#### WHAT IS NEEDED:
The listing below is to be output in its exact form.

#### SOURCE DATA:
⟨

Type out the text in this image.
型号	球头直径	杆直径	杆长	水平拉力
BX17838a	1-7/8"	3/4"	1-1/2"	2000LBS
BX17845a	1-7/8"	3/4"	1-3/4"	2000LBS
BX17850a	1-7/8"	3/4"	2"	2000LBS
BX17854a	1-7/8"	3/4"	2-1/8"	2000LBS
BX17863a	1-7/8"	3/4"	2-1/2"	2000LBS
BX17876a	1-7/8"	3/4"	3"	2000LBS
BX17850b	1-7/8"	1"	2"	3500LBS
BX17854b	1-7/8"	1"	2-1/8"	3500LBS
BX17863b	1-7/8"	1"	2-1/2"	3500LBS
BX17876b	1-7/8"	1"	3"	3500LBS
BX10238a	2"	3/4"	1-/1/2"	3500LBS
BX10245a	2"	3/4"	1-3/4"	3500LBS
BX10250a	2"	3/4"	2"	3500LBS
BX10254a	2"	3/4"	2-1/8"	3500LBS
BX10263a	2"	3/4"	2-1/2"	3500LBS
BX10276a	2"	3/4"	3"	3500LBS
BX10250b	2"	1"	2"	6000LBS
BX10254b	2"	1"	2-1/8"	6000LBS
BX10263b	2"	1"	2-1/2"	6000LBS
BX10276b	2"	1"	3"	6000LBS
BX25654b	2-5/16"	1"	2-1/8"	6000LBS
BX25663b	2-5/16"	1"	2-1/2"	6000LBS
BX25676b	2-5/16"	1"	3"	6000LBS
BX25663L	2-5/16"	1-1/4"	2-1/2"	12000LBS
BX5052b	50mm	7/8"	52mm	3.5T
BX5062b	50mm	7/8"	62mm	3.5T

⟩

#### RESULT OF THIS TASK:
Type out the text in this image.
型号	球头直径	杆直径	杆长	水平拉力
BX17838a	1-7/8"	3/4"	1-1/2"	2000LBS
BX17845a	1-7/8"	3/4"	1-3/4"	2000LBS
BX17850a	1-7/8"	3/4"	2"	2000LBS
BX17854a	1-7/8"	3/4"	2-1/8"	2000LBS
BX17863a	1-7/8"	3/4"	2-1/2"	2000LBS
BX17876a	1-7/8"	3/4"	3"	2000LBS
BX17850b	1-7/8"	1"	2"	3500LBS
BX17854b	1-7/8"	1"	2-1/8"	3500LBS
BX17863b	1-7/8"	1"	2-1/2"	3500LBS
BX17876b	1-7/8"	1"	3"	3500LBS
BX10238a	2"	3/4"	1-/1/2"	3500LBS
BX10245a	2"	3/4"	1-3/4"	3500LBS
BX10250a	2"	3/4"	2"	3500LBS
BX10254a	2"	3/4"	2-1/8"	3500LBS
BX10263a	2"	3/4"	2-1/2"	3500LBS
BX10276a	2"	3/4"	3"	3500LBS
BX10250b	2"	1"	2"	6000LBS
BX10254b	2"	1"	2-1/8"	6000LBS
BX10263b	2"	1"	2-1/2"	6000LBS
BX10276b	2"	1"	3"	6000LBS
BX25654b	2-5/16"	1"	2-1/8"	6000LBS
BX25663b	2-5/16"	1"	2-1/2"	6000LBS
BX25676b	2-5/16"	1"	3"	6000LBS
BX25663L	2-5/16"	1-1/4"	2-1/2"	12000LBS
BX5052b	50mm	7/8"	52mm	3.5T
BX5062b	50mm	7/8"	62mm	3.5T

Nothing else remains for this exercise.